• **Exercise goal**:
Reproduce all the entries precisely.

** Start of Data shown **

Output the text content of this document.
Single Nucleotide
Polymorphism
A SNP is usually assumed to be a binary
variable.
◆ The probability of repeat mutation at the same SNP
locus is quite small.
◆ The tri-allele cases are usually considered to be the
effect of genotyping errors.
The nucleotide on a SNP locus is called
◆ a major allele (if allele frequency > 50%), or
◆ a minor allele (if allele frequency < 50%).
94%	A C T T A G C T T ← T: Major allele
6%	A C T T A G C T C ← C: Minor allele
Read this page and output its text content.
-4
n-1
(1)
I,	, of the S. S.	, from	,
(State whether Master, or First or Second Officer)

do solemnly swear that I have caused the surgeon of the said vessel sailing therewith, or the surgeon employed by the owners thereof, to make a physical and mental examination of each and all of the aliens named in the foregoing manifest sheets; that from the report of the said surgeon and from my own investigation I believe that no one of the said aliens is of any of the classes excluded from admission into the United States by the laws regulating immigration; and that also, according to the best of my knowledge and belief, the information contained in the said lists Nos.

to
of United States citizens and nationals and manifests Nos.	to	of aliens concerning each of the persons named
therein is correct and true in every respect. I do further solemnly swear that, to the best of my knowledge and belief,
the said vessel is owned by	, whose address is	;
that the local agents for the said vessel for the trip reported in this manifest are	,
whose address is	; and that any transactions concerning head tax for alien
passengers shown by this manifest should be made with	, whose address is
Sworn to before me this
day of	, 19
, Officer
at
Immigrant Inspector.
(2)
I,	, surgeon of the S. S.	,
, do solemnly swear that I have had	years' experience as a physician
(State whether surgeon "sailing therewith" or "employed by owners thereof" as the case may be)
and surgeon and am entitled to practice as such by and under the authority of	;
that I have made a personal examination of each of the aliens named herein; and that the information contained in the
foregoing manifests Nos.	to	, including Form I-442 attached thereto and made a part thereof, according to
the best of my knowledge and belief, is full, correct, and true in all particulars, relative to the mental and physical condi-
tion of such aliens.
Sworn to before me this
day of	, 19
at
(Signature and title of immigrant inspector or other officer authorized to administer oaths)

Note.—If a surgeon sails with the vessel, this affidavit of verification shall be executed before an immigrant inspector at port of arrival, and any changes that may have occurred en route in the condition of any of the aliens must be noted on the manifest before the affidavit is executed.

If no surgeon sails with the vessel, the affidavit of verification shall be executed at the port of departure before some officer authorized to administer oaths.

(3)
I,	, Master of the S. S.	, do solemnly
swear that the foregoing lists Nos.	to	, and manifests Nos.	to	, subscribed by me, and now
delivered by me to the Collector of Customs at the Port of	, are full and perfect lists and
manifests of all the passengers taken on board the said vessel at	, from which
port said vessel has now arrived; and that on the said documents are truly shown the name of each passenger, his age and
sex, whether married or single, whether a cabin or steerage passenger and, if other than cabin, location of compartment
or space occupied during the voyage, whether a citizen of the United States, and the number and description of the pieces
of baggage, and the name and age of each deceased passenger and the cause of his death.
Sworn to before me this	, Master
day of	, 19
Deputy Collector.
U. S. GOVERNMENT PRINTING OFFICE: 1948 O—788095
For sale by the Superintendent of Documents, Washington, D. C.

** End of Data shown **

• **Answer to this problem**:
Output the text content of this document.
Single Nucleotide
Polymorphism
A SNP is usually assumed to be a binary
variable.
◆ The probability of repeat mutation at the same SNP
locus is quite small.
◆ The tri-allele cases are usually considered to be the
effect of genotyping errors.
The nucleotide on a SNP locus is called
◆ a major allele (if allele frequency > 50%), or
◆ a minor allele (if allele frequency < 50%).
94%	A C T T A G C T T ← T: Major allele
6%	A C T T A G C T C ← C: Minor allele
Read this page and output its text content.
-4
n-1
(1)
I,	, of the S. S.	, from	,
(State whether Master, or First or Second Officer)

do solemnly swear that I have caused the surgeon of the said vessel sailing therewith, or the surgeon employed by the owners thereof, to make a physical and mental examination of each and all of the aliens named in the foregoing manifest sheets; that from the report of the said surgeon and from my own investigation I believe that no one of the said aliens is of any of the classes excluded from admission into the United States by the laws regulating immigration; and that also, according to the best of my knowledge and belief, the information contained in the said lists Nos.

to
of United States citizens and nationals and manifests Nos.	to	of aliens concerning each of the persons named
therein is correct and true in every respect. I do further solemnly swear that, to the best of my knowledge and belief,
the said vessel is owned by	, whose address is	;
that the local agents for the said vessel for the trip reported in this manifest are	,
whose address is	; and that any transactions concerning head tax for alien
passengers shown by this manifest should be made with	, whose address is
Sworn to before me this
day of	, 19
, Officer
at
Immigrant Inspector.
(2)
I,	, surgeon of the S. S.	,
, do solemnly swear that I have had	years' experience as a physician
(State whether surgeon "sailing therewith" or "employed by owners thereof" as the case may be)
and surgeon and am entitled to practice as such by and under the authority of	;
that I have made a personal examination of each of the aliens named herein; and that the information contained in the
foregoing manifests Nos.	to	, including Form I-442 attached thereto and made a part thereof, according to
the best of my knowledge and belief, is full, correct, and true in all particulars, relative to the mental and physical condi-
tion of such aliens.
Sworn to before me this
day of	, 19
at
(Signature and title of immigrant inspector or other officer authorized to administer oaths)

Note.—If a surgeon sails with the vessel, this affidavit of verification shall be executed before an immigrant inspector at port of arrival, and any changes that may have occurred en route in the condition of any of the aliens must be noted on the manifest before the affidavit is executed.

If no surgeon sails with the vessel, the affidavit of verification shall be executed at the port of departure before some officer authorized to administer oaths.

(3)
I,	, Master of the S. S.	, do solemnly
swear that the foregoing lists Nos.	to	, and manifests Nos.	to	, subscribed by me, and now
delivered by me to the Collector of Customs at the Port of	, are full and perfect lists and
manifests of all the passengers taken on board the said vessel at	, from which
port said vessel has now arrived; and that on the said documents are truly shown the name of each passenger, his age and
sex, whether married or single, whether a cabin or steerage passenger and, if other than cabin, location of compartment
or space occupied during the voyage, whether a citizen of the United States, and the number and description of the pieces
of baggage, and the name and age of each deceased passenger and the cause of his death.
Sworn to before me this	, Master
day of	, 19
Deputy Collector.
U. S. GOVERNMENT PRINTING OFFICE: 1948 O—788095
For sale by the Superintendent of Documents, Washington, D. C.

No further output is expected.